Check every line below for the word "name" and copy the ones that have it.

(Excerpt from a dataset)

━━━━━━━━━━━━━━━━━━━━

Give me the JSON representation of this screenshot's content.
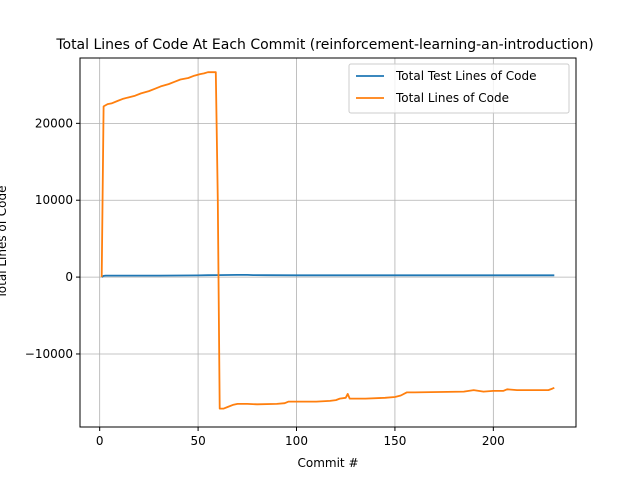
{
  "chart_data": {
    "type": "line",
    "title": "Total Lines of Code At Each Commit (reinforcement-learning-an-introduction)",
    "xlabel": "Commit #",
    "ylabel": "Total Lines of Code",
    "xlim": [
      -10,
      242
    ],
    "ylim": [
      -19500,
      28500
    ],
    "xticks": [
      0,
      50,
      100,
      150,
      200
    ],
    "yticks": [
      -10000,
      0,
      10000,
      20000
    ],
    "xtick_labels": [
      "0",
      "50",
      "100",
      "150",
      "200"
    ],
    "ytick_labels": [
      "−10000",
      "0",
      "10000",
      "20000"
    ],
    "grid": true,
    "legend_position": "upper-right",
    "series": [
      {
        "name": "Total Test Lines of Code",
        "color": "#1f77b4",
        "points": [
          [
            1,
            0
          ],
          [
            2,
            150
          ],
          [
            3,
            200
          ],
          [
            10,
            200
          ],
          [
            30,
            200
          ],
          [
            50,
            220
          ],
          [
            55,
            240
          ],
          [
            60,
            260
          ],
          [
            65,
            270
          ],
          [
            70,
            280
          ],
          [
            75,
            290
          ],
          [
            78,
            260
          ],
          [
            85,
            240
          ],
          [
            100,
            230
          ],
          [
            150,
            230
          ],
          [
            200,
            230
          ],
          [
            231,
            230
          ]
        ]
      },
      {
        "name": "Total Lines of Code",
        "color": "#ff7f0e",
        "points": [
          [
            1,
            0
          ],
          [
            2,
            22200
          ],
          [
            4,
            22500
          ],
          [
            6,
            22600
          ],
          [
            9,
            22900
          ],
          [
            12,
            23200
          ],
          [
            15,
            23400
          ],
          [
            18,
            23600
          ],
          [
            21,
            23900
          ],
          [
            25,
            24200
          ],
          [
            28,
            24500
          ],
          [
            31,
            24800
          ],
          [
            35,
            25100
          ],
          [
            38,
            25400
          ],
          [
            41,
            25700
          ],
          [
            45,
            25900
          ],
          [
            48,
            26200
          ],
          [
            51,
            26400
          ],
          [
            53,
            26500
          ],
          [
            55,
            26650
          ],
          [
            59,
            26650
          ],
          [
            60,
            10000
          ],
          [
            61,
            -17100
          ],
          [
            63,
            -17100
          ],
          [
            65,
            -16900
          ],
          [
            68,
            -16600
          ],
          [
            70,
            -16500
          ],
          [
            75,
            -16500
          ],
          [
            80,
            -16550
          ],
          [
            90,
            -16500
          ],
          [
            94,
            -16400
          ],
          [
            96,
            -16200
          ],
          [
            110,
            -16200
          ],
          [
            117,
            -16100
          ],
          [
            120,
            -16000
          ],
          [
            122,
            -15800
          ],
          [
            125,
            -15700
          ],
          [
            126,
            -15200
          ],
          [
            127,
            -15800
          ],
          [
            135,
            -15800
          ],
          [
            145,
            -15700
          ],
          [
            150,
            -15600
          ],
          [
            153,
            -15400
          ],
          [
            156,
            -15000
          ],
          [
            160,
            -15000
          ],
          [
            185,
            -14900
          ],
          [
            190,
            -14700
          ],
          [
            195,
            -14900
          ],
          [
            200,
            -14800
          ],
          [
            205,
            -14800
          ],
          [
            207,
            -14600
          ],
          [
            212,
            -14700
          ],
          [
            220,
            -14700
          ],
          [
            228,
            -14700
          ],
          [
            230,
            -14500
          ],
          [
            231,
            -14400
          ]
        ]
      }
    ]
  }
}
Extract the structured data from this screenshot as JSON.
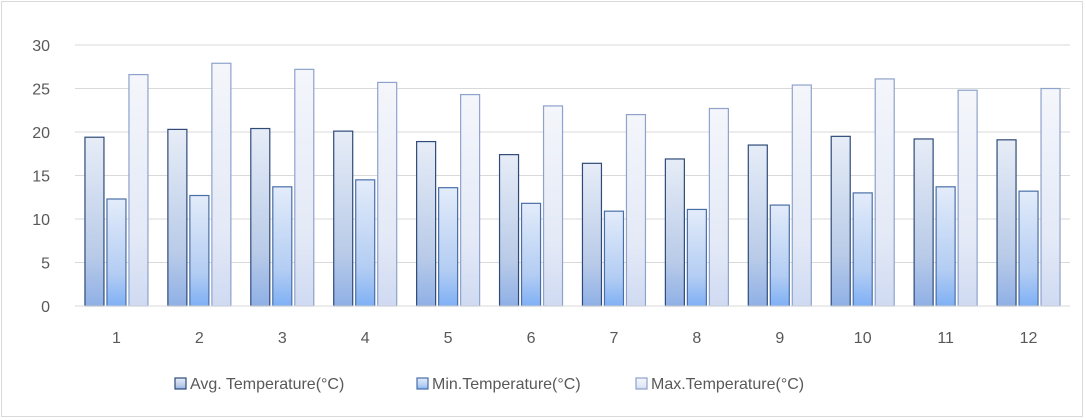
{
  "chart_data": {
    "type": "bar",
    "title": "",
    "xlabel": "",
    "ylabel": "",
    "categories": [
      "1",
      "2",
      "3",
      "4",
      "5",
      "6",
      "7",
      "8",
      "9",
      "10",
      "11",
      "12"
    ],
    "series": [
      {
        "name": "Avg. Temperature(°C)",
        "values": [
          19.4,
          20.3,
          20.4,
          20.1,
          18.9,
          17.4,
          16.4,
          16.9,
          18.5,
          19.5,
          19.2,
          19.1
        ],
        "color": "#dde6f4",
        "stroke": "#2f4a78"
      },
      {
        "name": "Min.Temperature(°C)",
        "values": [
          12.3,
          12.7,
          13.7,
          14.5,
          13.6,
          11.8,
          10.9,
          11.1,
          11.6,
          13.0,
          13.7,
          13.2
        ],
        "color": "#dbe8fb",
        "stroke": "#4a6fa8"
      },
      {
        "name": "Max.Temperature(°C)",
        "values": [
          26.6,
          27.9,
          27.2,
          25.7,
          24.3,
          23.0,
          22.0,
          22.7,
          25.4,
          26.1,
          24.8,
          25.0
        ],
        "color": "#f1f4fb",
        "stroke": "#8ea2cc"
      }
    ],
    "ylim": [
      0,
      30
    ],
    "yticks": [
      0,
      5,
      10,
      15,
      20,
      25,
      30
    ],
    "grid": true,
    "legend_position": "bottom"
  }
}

━━━━━━━━━━━━━━━━━━━━

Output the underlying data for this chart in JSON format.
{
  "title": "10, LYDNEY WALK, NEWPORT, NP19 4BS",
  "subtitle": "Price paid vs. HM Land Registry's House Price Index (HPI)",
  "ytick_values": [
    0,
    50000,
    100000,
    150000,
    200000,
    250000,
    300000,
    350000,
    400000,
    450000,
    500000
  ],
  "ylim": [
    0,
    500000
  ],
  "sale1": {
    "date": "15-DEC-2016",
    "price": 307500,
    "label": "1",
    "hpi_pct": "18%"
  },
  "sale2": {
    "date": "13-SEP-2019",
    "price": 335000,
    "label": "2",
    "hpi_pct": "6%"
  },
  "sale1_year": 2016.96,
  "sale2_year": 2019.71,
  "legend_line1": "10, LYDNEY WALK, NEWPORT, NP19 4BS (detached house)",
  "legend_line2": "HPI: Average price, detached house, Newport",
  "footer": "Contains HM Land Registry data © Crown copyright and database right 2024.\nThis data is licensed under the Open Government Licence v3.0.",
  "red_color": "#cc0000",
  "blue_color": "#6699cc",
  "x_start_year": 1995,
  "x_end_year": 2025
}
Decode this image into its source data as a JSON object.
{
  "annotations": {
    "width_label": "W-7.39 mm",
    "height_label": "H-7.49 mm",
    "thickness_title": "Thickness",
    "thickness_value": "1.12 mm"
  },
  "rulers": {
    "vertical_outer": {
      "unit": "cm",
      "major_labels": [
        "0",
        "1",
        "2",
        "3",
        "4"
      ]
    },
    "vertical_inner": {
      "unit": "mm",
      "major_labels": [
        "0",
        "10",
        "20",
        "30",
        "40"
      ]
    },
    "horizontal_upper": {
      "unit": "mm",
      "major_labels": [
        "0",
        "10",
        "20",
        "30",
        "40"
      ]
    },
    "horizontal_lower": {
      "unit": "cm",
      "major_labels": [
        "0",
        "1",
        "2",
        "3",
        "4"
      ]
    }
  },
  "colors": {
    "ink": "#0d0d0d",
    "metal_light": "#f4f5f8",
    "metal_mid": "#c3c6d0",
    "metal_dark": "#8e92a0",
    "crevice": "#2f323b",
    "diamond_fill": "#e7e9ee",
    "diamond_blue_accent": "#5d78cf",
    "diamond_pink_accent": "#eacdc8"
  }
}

━━━━━━━━━━━━━━━━━━━━

=== SOLUTION BELOW ===
        "name": "Total Test Lines of Code",
        "name": "Total Lines of Code",
        "name": "Avg. Temperature(°C)",
        "name": "Min.Temperature(°C)",
        "name": "Max.Temperature(°C)",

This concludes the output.